Find all lines in the records that include the word "conclude", and copy them out.

Task inputs -
>>>>

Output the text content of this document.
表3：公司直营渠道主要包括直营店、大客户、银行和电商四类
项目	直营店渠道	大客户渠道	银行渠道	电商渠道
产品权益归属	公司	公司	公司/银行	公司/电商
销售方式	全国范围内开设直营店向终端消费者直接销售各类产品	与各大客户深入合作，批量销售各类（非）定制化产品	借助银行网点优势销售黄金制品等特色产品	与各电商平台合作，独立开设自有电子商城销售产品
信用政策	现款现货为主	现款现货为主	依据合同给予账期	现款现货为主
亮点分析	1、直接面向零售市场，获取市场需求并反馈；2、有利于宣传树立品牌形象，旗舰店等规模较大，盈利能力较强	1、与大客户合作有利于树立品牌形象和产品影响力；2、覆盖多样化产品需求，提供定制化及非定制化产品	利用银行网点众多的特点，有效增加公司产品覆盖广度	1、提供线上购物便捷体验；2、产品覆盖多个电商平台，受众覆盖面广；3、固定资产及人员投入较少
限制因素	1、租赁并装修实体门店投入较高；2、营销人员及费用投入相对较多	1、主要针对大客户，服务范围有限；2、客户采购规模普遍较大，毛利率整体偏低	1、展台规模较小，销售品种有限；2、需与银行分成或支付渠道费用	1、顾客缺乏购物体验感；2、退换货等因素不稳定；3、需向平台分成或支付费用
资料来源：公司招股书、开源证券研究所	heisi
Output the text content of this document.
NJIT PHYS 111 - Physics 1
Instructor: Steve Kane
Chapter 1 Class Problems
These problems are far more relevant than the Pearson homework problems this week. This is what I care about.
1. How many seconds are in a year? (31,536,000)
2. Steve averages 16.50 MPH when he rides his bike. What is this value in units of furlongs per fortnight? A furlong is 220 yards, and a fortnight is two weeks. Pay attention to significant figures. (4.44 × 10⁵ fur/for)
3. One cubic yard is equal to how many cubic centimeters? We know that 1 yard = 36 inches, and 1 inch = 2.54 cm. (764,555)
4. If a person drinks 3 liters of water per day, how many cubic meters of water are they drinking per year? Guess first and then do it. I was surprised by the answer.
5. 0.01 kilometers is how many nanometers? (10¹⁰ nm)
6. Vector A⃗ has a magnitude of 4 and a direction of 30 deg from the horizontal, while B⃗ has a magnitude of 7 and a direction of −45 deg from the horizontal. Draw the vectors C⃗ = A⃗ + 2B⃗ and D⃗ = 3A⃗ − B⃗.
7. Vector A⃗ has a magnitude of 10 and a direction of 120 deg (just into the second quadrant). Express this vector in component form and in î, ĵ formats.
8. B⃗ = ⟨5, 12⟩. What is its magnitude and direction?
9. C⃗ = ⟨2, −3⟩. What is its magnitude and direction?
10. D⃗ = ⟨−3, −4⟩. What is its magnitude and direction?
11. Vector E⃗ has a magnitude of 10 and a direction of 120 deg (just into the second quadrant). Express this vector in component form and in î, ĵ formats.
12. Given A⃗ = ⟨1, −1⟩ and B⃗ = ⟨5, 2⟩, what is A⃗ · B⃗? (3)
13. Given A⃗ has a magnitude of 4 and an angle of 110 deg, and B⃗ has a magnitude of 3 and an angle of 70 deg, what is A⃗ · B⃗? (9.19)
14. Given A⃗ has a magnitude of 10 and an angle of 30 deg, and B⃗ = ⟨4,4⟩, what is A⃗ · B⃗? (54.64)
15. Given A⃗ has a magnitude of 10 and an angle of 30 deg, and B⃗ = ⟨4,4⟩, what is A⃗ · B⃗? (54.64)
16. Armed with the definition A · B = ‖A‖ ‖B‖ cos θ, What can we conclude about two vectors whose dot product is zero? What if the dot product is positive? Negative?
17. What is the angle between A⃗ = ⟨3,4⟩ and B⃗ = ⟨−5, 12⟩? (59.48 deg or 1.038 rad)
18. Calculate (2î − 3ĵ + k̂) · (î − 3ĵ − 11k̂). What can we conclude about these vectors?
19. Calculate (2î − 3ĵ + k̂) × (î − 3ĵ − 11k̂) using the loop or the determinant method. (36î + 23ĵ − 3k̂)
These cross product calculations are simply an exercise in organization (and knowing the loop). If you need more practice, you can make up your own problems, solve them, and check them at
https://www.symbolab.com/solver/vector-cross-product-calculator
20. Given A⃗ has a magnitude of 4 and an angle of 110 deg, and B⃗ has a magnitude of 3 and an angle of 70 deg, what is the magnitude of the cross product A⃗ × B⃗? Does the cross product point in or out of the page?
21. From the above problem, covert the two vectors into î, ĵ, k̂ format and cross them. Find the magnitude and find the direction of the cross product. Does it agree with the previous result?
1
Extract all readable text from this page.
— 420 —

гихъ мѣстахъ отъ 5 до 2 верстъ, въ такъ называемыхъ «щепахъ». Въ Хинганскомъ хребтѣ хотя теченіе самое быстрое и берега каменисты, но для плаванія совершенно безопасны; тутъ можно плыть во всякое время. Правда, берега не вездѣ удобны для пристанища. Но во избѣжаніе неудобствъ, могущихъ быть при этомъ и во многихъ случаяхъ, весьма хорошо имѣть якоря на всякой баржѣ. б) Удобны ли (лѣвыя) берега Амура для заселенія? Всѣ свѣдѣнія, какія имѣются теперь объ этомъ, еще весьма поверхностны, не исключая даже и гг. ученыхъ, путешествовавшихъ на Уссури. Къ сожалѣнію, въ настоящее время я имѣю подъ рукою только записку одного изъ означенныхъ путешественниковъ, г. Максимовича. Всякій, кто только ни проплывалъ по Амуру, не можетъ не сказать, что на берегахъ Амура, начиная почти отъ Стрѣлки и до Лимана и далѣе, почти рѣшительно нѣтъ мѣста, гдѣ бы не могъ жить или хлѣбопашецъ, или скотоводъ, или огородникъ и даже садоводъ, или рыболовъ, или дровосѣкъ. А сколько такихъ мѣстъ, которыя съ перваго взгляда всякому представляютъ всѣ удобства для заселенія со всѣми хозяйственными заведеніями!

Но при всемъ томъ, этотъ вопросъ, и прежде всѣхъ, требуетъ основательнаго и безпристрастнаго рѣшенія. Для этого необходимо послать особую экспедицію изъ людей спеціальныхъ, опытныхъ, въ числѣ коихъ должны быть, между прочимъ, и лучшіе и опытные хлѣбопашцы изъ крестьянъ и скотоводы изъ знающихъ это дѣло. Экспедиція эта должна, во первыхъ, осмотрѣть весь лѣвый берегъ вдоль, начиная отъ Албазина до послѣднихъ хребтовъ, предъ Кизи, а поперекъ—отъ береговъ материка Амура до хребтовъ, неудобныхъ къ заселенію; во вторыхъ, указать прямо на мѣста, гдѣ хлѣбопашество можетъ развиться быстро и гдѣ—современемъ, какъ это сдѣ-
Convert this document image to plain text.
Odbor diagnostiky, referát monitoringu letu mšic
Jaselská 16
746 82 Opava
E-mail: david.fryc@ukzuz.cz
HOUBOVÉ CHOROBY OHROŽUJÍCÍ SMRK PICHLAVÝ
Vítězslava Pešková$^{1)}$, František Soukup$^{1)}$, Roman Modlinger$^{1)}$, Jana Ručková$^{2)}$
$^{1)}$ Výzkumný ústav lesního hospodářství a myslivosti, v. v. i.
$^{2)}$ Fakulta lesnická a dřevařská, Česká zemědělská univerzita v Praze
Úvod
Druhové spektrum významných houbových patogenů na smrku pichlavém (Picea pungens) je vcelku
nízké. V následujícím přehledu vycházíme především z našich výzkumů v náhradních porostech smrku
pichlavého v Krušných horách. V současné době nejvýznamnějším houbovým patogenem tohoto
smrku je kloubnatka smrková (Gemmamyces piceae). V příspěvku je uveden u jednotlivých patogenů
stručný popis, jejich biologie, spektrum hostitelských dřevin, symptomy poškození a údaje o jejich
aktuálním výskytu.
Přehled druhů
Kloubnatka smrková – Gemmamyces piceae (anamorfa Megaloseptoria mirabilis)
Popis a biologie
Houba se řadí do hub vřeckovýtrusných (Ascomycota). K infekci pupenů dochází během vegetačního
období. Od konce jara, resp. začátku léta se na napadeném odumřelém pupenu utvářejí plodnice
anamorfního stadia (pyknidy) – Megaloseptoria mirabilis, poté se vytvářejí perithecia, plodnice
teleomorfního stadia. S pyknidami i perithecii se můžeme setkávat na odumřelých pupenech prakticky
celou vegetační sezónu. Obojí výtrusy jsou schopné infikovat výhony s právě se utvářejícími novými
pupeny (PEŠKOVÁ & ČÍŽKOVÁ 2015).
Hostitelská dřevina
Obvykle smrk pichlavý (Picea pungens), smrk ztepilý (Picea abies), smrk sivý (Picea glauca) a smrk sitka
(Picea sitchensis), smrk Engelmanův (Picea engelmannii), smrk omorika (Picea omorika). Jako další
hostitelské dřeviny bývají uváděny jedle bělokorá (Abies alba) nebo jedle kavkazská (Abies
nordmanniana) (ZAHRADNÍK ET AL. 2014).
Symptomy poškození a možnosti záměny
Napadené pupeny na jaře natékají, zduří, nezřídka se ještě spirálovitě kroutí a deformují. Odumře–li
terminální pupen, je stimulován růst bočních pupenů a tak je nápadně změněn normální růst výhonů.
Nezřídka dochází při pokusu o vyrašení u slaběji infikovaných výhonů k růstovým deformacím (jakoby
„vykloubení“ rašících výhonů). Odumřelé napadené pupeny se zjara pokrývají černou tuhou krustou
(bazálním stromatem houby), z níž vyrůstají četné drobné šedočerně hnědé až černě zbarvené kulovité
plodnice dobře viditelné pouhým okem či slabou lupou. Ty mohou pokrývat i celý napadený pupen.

<<<<

Response to the exercise -
16. Armed with the definition A · B = ‖A‖ ‖B‖ cos θ, What can we conclude about two vectors whose dot product is zero? What if the dot product is positive? Negative?
18. Calculate (2î − 3ĵ + k̂) · (î − 3ĵ − 11k̂). What can we conclude about these vectors?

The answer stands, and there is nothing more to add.